* [Figure dataset records]

-- Begin --

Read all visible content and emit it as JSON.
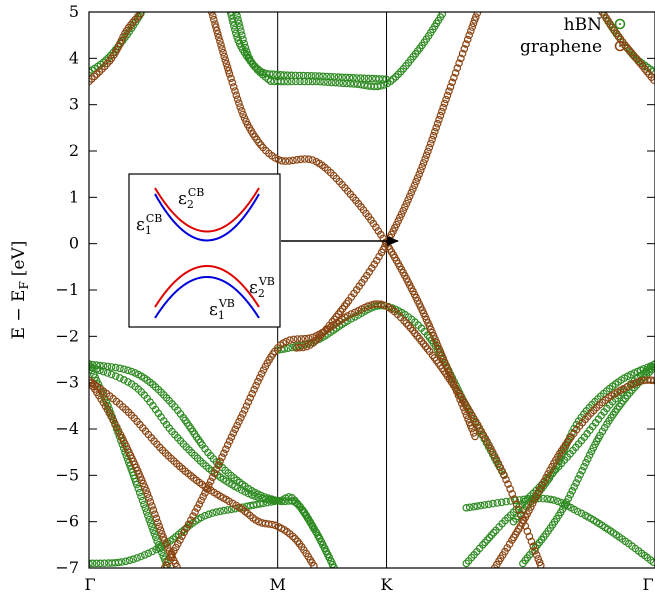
{
  "chart_data": {
    "type": "scatter",
    "ylabel": "E − E",
    "ylabel_sub": "F",
    "ylabel_unit": "[eV]",
    "ylim": [
      -7,
      5
    ],
    "yticks": [
      5,
      4,
      3,
      2,
      1,
      0,
      -1,
      -2,
      -3,
      -4,
      -5,
      -6,
      -7
    ],
    "xlim": [
      0,
      3
    ],
    "xticks": [
      {
        "label": "Γ",
        "x": 0
      },
      {
        "label": "M",
        "x": 1
      },
      {
        "label": "K",
        "x": 1.577
      },
      {
        "label": "Γ",
        "x": 3
      }
    ],
    "legend_position": "top-right",
    "colors": {
      "hBN": "#2e8b22",
      "graphene": "#8b4513",
      "inset_upper": "#e00000",
      "inset_lower": "#0000dd"
    },
    "series": [
      {
        "name": "hBN",
        "bands": [
          {
            "x": [
              0,
              0.25,
              0.45,
              0.65,
              0.85,
              1.0,
              1.1,
              1.2,
              1.3
            ],
            "y": [
              -2.6,
              -2.8,
              -3.5,
              -4.6,
              -5.3,
              -5.55,
              -5.6,
              -6.2,
              -7.0
            ]
          },
          {
            "x": [
              0,
              0.25,
              0.45,
              0.65,
              0.85,
              1.0,
              1.08,
              1.2,
              1.3
            ],
            "y": [
              -2.65,
              -3.1,
              -4.1,
              -4.9,
              -5.4,
              -5.55,
              -5.5,
              -6.2,
              -7.0
            ]
          },
          {
            "x": [
              0,
              0.1,
              0.2,
              0.28,
              0.35,
              0.42
            ],
            "y": [
              -2.6,
              -3.5,
              -4.6,
              -5.5,
              -6.3,
              -7.0
            ]
          },
          {
            "x": [
              0,
              0.2,
              0.4,
              0.6,
              0.8,
              1.0
            ],
            "y": [
              -6.9,
              -6.85,
              -6.5,
              -5.9,
              -5.7,
              -5.55
            ]
          },
          {
            "x": [
              1.0,
              1.2,
              1.4,
              1.577,
              1.8,
              2.0,
              2.2
            ],
            "y": [
              -2.3,
              -2.1,
              -1.6,
              -1.35,
              -2.0,
              -3.5,
              -5.0
            ]
          },
          {
            "x": [
              0.75,
              0.8,
              0.9,
              1.0,
              1.2,
              1.4,
              1.577
            ],
            "y": [
              5.0,
              4.3,
              3.75,
              3.65,
              3.62,
              3.58,
              3.55
            ]
          },
          {
            "x": [
              0.78,
              0.85,
              0.95,
              1.0,
              1.2,
              1.4,
              1.577,
              1.75,
              1.88
            ],
            "y": [
              5.0,
              4.0,
              3.55,
              3.5,
              3.5,
              3.45,
              3.45,
              4.2,
              5.0
            ]
          },
          {
            "x": [
              0,
              0.1,
              0.2,
              0.28
            ],
            "y": [
              3.7,
              4.0,
              4.5,
              5.0
            ]
          },
          {
            "x": [
              2.72,
              2.8,
              2.9,
              3.0
            ],
            "y": [
              5.0,
              4.5,
              4.0,
              3.7
            ]
          },
          {
            "x": [
              2.0,
              2.2,
              2.4,
              2.6,
              2.8,
              3.0
            ],
            "y": [
              -6.9,
              -6.0,
              -5.2,
              -4.3,
              -3.3,
              -2.6
            ]
          },
          {
            "x": [
              2.3,
              2.5,
              2.7,
              2.85,
              3.0
            ],
            "y": [
              -6.9,
              -5.8,
              -4.2,
              -3.3,
              -2.65
            ]
          },
          {
            "x": [
              2.25,
              2.45,
              2.6,
              2.8,
              3.0
            ],
            "y": [
              -6.0,
              -5.0,
              -3.8,
              -3.0,
              -2.6
            ]
          },
          {
            "x": [
              2.0,
              2.4,
              2.6,
              2.8,
              3.0
            ],
            "y": [
              -5.7,
              -5.5,
              -5.8,
              -6.3,
              -6.9
            ]
          }
        ]
      },
      {
        "name": "graphene",
        "bands": [
          {
            "x": [
              0.65,
              0.75,
              0.85,
              1.0,
              1.2,
              1.4,
              1.577,
              1.75,
              1.9,
              2.05
            ],
            "y": [
              5.0,
              3.6,
              2.5,
              1.82,
              1.78,
              1.0,
              0.0,
              -1.3,
              -2.7,
              -4.2
            ]
          },
          {
            "x": [
              1.1,
              1.2,
              1.4,
              1.577,
              1.75,
              1.9,
              2.06
            ],
            "y": [
              -2.25,
              -2.1,
              -1.1,
              0.0,
              1.5,
              3.2,
              5.0
            ]
          },
          {
            "x": [
              0,
              0.2,
              0.4,
              0.6,
              0.8,
              0.9,
              1.0,
              1.1,
              1.2
            ],
            "y": [
              -2.95,
              -3.6,
              -4.5,
              -5.2,
              -5.7,
              -6.0,
              -6.1,
              -6.4,
              -7.0
            ]
          },
          {
            "x": [
              0,
              0.1,
              0.2,
              0.3,
              0.4,
              0.47
            ],
            "y": [
              -2.95,
              -3.6,
              -4.4,
              -5.3,
              -6.4,
              -7.0
            ]
          },
          {
            "x": [
              0.4,
              0.6,
              0.8,
              1.0,
              1.2,
              1.4,
              1.577,
              1.8,
              2.0,
              2.2,
              2.4
            ],
            "y": [
              -7.0,
              -5.5,
              -3.8,
              -2.25,
              -2.0,
              -1.5,
              -1.35,
              -2.3,
              -3.5,
              -5.0,
              -7.0
            ]
          },
          {
            "x": [
              2.15,
              2.3,
              2.5,
              2.7,
              2.9,
              3.0
            ],
            "y": [
              -7.0,
              -6.0,
              -4.5,
              -3.5,
              -3.0,
              -2.95
            ]
          },
          {
            "x": [
              0,
              0.12,
              0.2,
              0.28
            ],
            "y": [
              3.5,
              4.0,
              4.6,
              5.0
            ]
          },
          {
            "x": [
              2.72,
              2.82,
              2.9,
              3.0
            ],
            "y": [
              5.0,
              4.4,
              4.0,
              3.5
            ]
          }
        ]
      }
    ],
    "inset": {
      "labels": [
        {
          "base": "ε",
          "sub": "1",
          "sup": "CB"
        },
        {
          "base": "ε",
          "sub": "2",
          "sup": "CB"
        },
        {
          "base": "ε",
          "sub": "2",
          "sup": "VB"
        },
        {
          "base": "ε",
          "sub": "1",
          "sup": "VB"
        }
      ]
    }
  }
}
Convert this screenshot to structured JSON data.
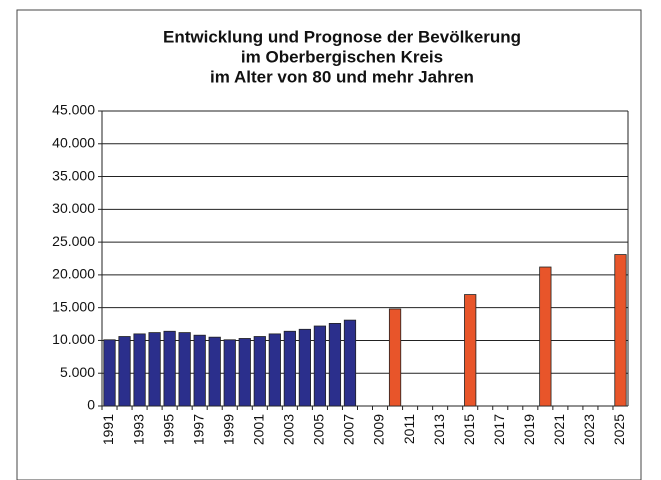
{
  "chart_data": {
    "type": "bar",
    "title": [
      "Entwicklung und Prognose der Bevölkerung",
      "im Oberbergischen Kreis",
      "im Alter von 80 und mehr Jahren"
    ],
    "categories": [
      "1991",
      null,
      "1993",
      null,
      "1995",
      null,
      "1997",
      null,
      "1999",
      null,
      "2001",
      null,
      "2003",
      null,
      "2005",
      null,
      "2007",
      null,
      "2009",
      null,
      "2011",
      null,
      "2013",
      null,
      "2015",
      null,
      "2017",
      null,
      "2019",
      null,
      "2021",
      null,
      "2023",
      null,
      "2025"
    ],
    "values": [
      10100,
      10600,
      11000,
      11200,
      11400,
      11200,
      10800,
      10500,
      10100,
      10300,
      10600,
      11000,
      11400,
      11700,
      12200,
      12600,
      13100,
      null,
      null,
      14800,
      null,
      null,
      null,
      null,
      17000,
      null,
      null,
      null,
      null,
      21200,
      null,
      null,
      null,
      null,
      23100
    ],
    "colors": [
      "#2b2f8c",
      "#2b2f8c",
      "#2b2f8c",
      "#2b2f8c",
      "#2b2f8c",
      "#2b2f8c",
      "#2b2f8c",
      "#2b2f8c",
      "#2b2f8c",
      "#2b2f8c",
      "#2b2f8c",
      "#2b2f8c",
      "#2b2f8c",
      "#2b2f8c",
      "#2b2f8c",
      "#2b2f8c",
      "#2b2f8c",
      null,
      null,
      "#e8552a",
      null,
      null,
      null,
      null,
      "#e8552a",
      null,
      null,
      null,
      null,
      "#e8552a",
      null,
      null,
      null,
      null,
      "#e8552a"
    ],
    "ylim": [
      0,
      45000
    ],
    "yticks": [
      0,
      {
        "value": 5000,
        "label": "5.000"
      },
      {
        "value": 10000,
        "label": "10.000"
      },
      {
        "value": 15000,
        "label": "15.000"
      },
      {
        "value": 20000,
        "label": "20.000"
      },
      {
        "value": 25000,
        "label": "25.000"
      },
      {
        "value": 30000,
        "label": "30.000"
      },
      {
        "value": 35000,
        "label": "35.000"
      },
      {
        "value": 40000,
        "label": "40.000"
      },
      {
        "value": 45000,
        "label": "45.000"
      }
    ],
    "grid": true
  }
}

-- End --

* [WHAT YOU WILL DO] Collect every line from the records above that contains the word "JSON".

* [THE RESULT]
Read all visible content and emit it as JSON.
Convert this screenshot to structured JSON data.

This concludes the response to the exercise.